- **The exercise**: All lines holding the string "Female" are to be shown.

[Figure record extracts]

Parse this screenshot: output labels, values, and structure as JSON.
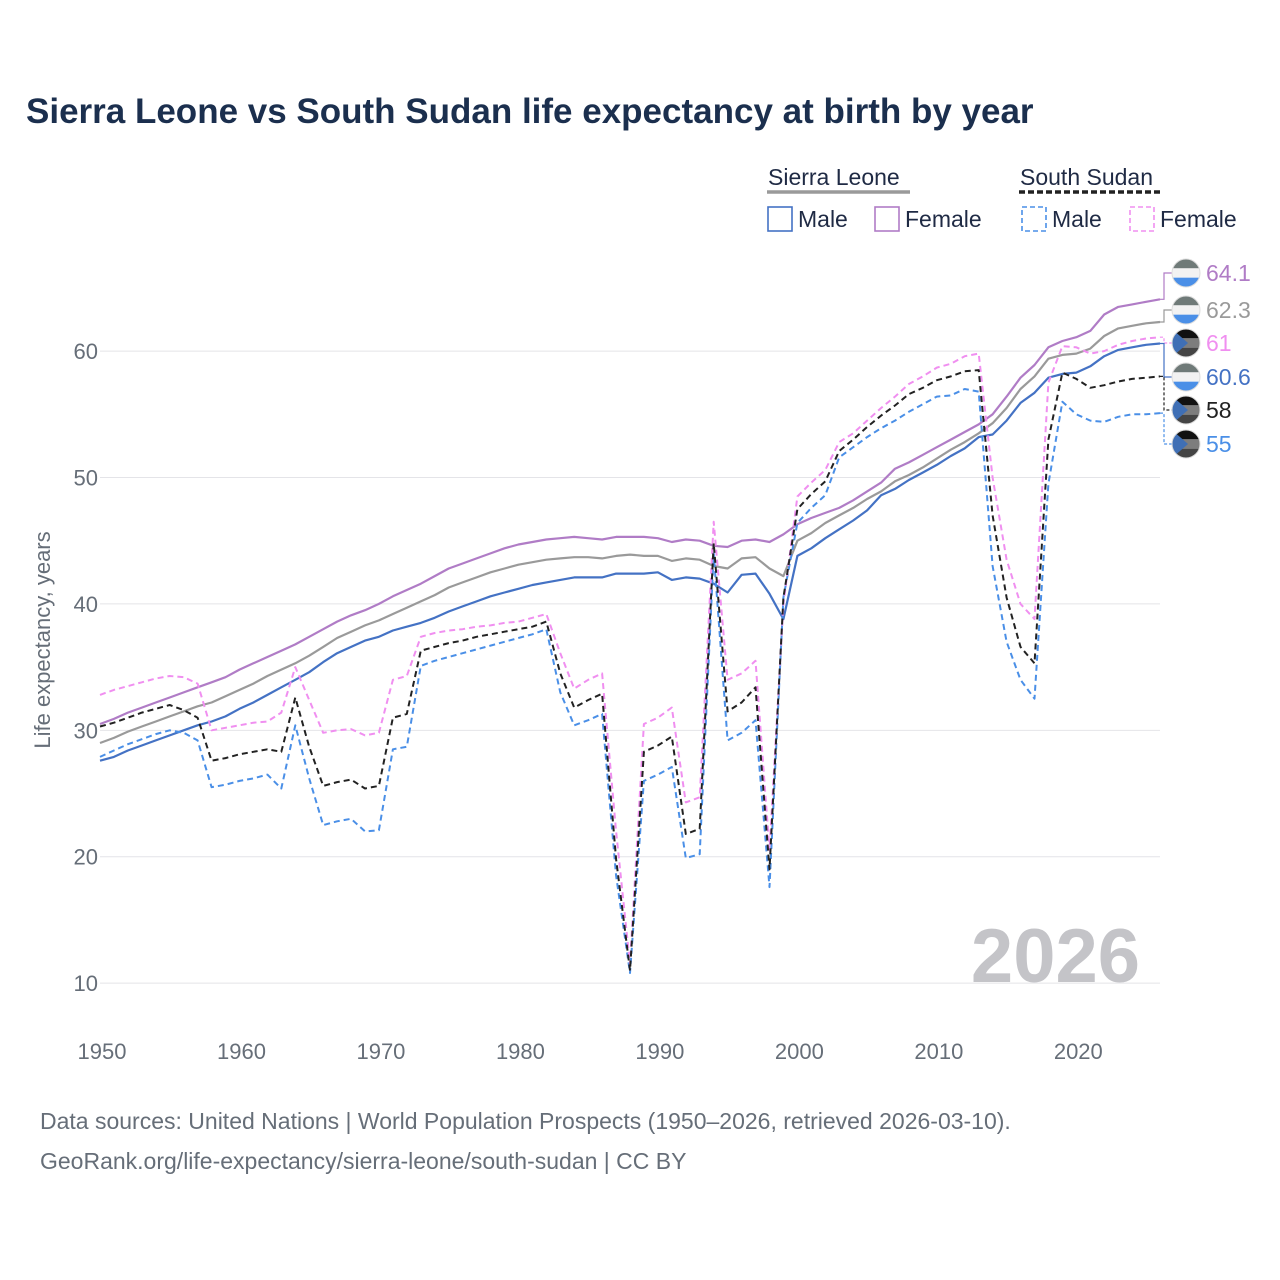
{
  "title": "Sierra Leone vs South Sudan life expectancy at birth by year",
  "footer": {
    "line1": "Data sources: United Nations | World Population Prospects (1950–2026, retrieved 2026-03-10).",
    "line2": "GeoRank.org/life-expectancy/sierra-leone/south-sudan | CC BY"
  },
  "legend": {
    "groups": [
      {
        "country": "Sierra Leone",
        "color": "#9a9a9a",
        "dashed": false,
        "items": [
          {
            "label": "Male",
            "color": "#4472c4"
          },
          {
            "label": "Female",
            "color": "#b07cc6"
          }
        ]
      },
      {
        "country": "South Sudan",
        "color": "#222222",
        "dashed": true,
        "items": [
          {
            "label": "Male",
            "color": "#4a8fe7"
          },
          {
            "label": "Female",
            "color": "#f08ff0"
          }
        ]
      }
    ]
  },
  "chart_data": {
    "type": "line",
    "title": "Sierra Leone vs South Sudan life expectancy at birth by year",
    "xlabel": "",
    "ylabel": "Life expectancy, years",
    "xlim": [
      1950,
      2026
    ],
    "ylim": [
      5.5,
      68
    ],
    "xticks": [
      1950,
      1960,
      1970,
      1980,
      1990,
      2000,
      2010,
      2020
    ],
    "yticks": [
      10,
      20,
      30,
      40,
      50,
      60
    ],
    "watermark": "2026",
    "x": [
      1950,
      1951,
      1952,
      1953,
      1954,
      1955,
      1956,
      1957,
      1958,
      1959,
      1960,
      1961,
      1962,
      1963,
      1964,
      1965,
      1966,
      1967,
      1968,
      1969,
      1970,
      1971,
      1972,
      1973,
      1974,
      1975,
      1976,
      1977,
      1978,
      1979,
      1980,
      1981,
      1982,
      1983,
      1984,
      1985,
      1986,
      1987,
      1988,
      1989,
      1990,
      1991,
      1992,
      1993,
      1994,
      1995,
      1996,
      1997,
      1998,
      1999,
      2000,
      2001,
      2002,
      2003,
      2004,
      2005,
      2006,
      2007,
      2008,
      2009,
      2010,
      2011,
      2012,
      2013,
      2014,
      2015,
      2016,
      2017,
      2018,
      2019,
      2020,
      2021,
      2022,
      2023,
      2024,
      2025,
      2026
    ],
    "series": [
      {
        "name": "Sierra Leone Female",
        "color": "#b07cc6",
        "dashed": false,
        "end_label": "64.1",
        "values": [
          30.5,
          30.9,
          31.4,
          31.8,
          32.2,
          32.6,
          33.0,
          33.4,
          33.8,
          34.2,
          34.8,
          35.3,
          35.8,
          36.3,
          36.8,
          37.4,
          38.0,
          38.6,
          39.1,
          39.5,
          40.0,
          40.6,
          41.1,
          41.6,
          42.2,
          42.8,
          43.2,
          43.6,
          44.0,
          44.4,
          44.7,
          44.9,
          45.1,
          45.2,
          45.3,
          45.2,
          45.1,
          45.3,
          45.3,
          45.3,
          45.2,
          44.9,
          45.1,
          45.0,
          44.6,
          44.5,
          45.0,
          45.1,
          44.9,
          45.5,
          46.3,
          46.8,
          47.2,
          47.6,
          48.2,
          48.9,
          49.6,
          50.7,
          51.2,
          51.8,
          52.4,
          53.0,
          53.6,
          54.2,
          55.0,
          56.4,
          57.9,
          58.9,
          60.3,
          60.8,
          61.1,
          61.6,
          62.9,
          63.5,
          63.7,
          63.9,
          64.1
        ]
      },
      {
        "name": "Sierra Leone Total",
        "color": "#9a9a9a",
        "dashed": false,
        "end_label": "62.3",
        "values": [
          29.0,
          29.4,
          29.9,
          30.3,
          30.7,
          31.1,
          31.5,
          31.9,
          32.2,
          32.7,
          33.2,
          33.7,
          34.3,
          34.8,
          35.3,
          35.9,
          36.6,
          37.3,
          37.8,
          38.3,
          38.7,
          39.2,
          39.7,
          40.2,
          40.7,
          41.3,
          41.7,
          42.1,
          42.5,
          42.8,
          43.1,
          43.3,
          43.5,
          43.6,
          43.7,
          43.7,
          43.6,
          43.8,
          43.9,
          43.8,
          43.8,
          43.4,
          43.6,
          43.5,
          43.0,
          42.8,
          43.6,
          43.7,
          42.8,
          42.2,
          45.0,
          45.6,
          46.4,
          47.0,
          47.6,
          48.3,
          48.9,
          49.7,
          50.2,
          50.8,
          51.5,
          52.2,
          52.8,
          53.5,
          54.3,
          55.5,
          57.0,
          58.0,
          59.4,
          59.7,
          59.8,
          60.2,
          61.2,
          61.8,
          62.0,
          62.2,
          62.3
        ]
      },
      {
        "name": "Sierra Leone Male",
        "color": "#4472c4",
        "dashed": false,
        "end_label": "60.6",
        "values": [
          27.6,
          27.9,
          28.4,
          28.8,
          29.2,
          29.6,
          30.0,
          30.4,
          30.7,
          31.1,
          31.7,
          32.2,
          32.8,
          33.4,
          34.0,
          34.6,
          35.4,
          36.1,
          36.6,
          37.1,
          37.4,
          37.9,
          38.2,
          38.5,
          38.9,
          39.4,
          39.8,
          40.2,
          40.6,
          40.9,
          41.2,
          41.5,
          41.7,
          41.9,
          42.1,
          42.1,
          42.1,
          42.4,
          42.4,
          42.4,
          42.5,
          41.9,
          42.1,
          42.0,
          41.6,
          40.9,
          42.3,
          42.4,
          40.8,
          38.8,
          43.8,
          44.4,
          45.2,
          45.9,
          46.6,
          47.4,
          48.6,
          49.1,
          49.8,
          50.4,
          51.0,
          51.7,
          52.3,
          53.2,
          53.4,
          54.5,
          55.9,
          56.7,
          57.9,
          58.2,
          58.3,
          58.8,
          59.6,
          60.1,
          60.3,
          60.5,
          60.6
        ]
      },
      {
        "name": "South Sudan Female",
        "color": "#f08ff0",
        "dashed": true,
        "end_label": "61",
        "values": [
          32.8,
          33.2,
          33.5,
          33.8,
          34.1,
          34.3,
          34.2,
          33.7,
          30.0,
          30.2,
          30.4,
          30.6,
          30.7,
          31.4,
          35.0,
          32.4,
          29.8,
          30.0,
          30.1,
          29.6,
          29.8,
          34.0,
          34.3,
          37.4,
          37.7,
          37.9,
          38.0,
          38.2,
          38.3,
          38.5,
          38.6,
          38.9,
          39.2,
          36.1,
          33.3,
          34.0,
          34.5,
          22.0,
          11.5,
          30.5,
          31.0,
          31.8,
          24.3,
          24.7,
          46.5,
          34.0,
          34.5,
          35.5,
          20.5,
          40.0,
          48.5,
          49.6,
          50.6,
          52.8,
          53.5,
          54.5,
          55.5,
          56.4,
          57.4,
          58.0,
          58.7,
          59.0,
          59.6,
          59.8,
          50.0,
          43.5,
          40.0,
          38.8,
          57.5,
          60.4,
          60.3,
          59.8,
          60.0,
          60.5,
          60.8,
          61.0,
          61.1
        ]
      },
      {
        "name": "South Sudan Total",
        "color": "#222222",
        "dashed": true,
        "end_label": "58",
        "values": [
          30.3,
          30.6,
          31.0,
          31.4,
          31.7,
          32.0,
          31.6,
          31.0,
          27.6,
          27.8,
          28.1,
          28.3,
          28.5,
          28.3,
          32.6,
          28.7,
          25.6,
          25.9,
          26.1,
          25.4,
          25.6,
          31.0,
          31.3,
          36.3,
          36.6,
          36.9,
          37.1,
          37.4,
          37.6,
          37.8,
          38.0,
          38.2,
          38.6,
          34.5,
          31.8,
          32.4,
          32.9,
          19.8,
          11.0,
          28.3,
          28.8,
          29.5,
          21.8,
          22.2,
          44.8,
          31.5,
          32.2,
          33.4,
          19.0,
          40.5,
          47.5,
          48.7,
          49.7,
          52.1,
          53.0,
          54.0,
          54.9,
          55.7,
          56.6,
          57.1,
          57.7,
          58.0,
          58.4,
          58.5,
          47.0,
          40.5,
          36.6,
          35.3,
          53.0,
          58.3,
          57.8,
          57.1,
          57.3,
          57.6,
          57.8,
          57.9,
          58.0
        ]
      },
      {
        "name": "South Sudan Male",
        "color": "#4a8fe7",
        "dashed": true,
        "end_label": "55",
        "values": [
          27.9,
          28.4,
          28.9,
          29.3,
          29.7,
          30.0,
          29.8,
          29.2,
          25.5,
          25.7,
          26.0,
          26.2,
          26.5,
          25.4,
          30.4,
          26.2,
          22.5,
          22.8,
          23.0,
          22.0,
          22.1,
          28.5,
          28.7,
          35.1,
          35.5,
          35.8,
          36.1,
          36.4,
          36.7,
          37.0,
          37.3,
          37.6,
          38.0,
          33.0,
          30.4,
          30.8,
          31.3,
          18.5,
          10.8,
          26.0,
          26.5,
          27.1,
          19.9,
          20.2,
          44.0,
          29.2,
          29.8,
          30.8,
          17.6,
          40.5,
          46.4,
          47.6,
          48.6,
          51.6,
          52.4,
          53.2,
          53.9,
          54.5,
          55.2,
          55.8,
          56.4,
          56.5,
          57.0,
          56.8,
          43.0,
          37.0,
          34.0,
          32.5,
          49.5,
          56.0,
          55.0,
          54.5,
          54.4,
          54.8,
          55.0,
          55.0,
          55.1
        ]
      }
    ]
  }
}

- **Response for this exercise**:
            "label": "Female",
            "label": "Female",
        "name": "Sierra Leone Female",
        "name": "South Sudan Female",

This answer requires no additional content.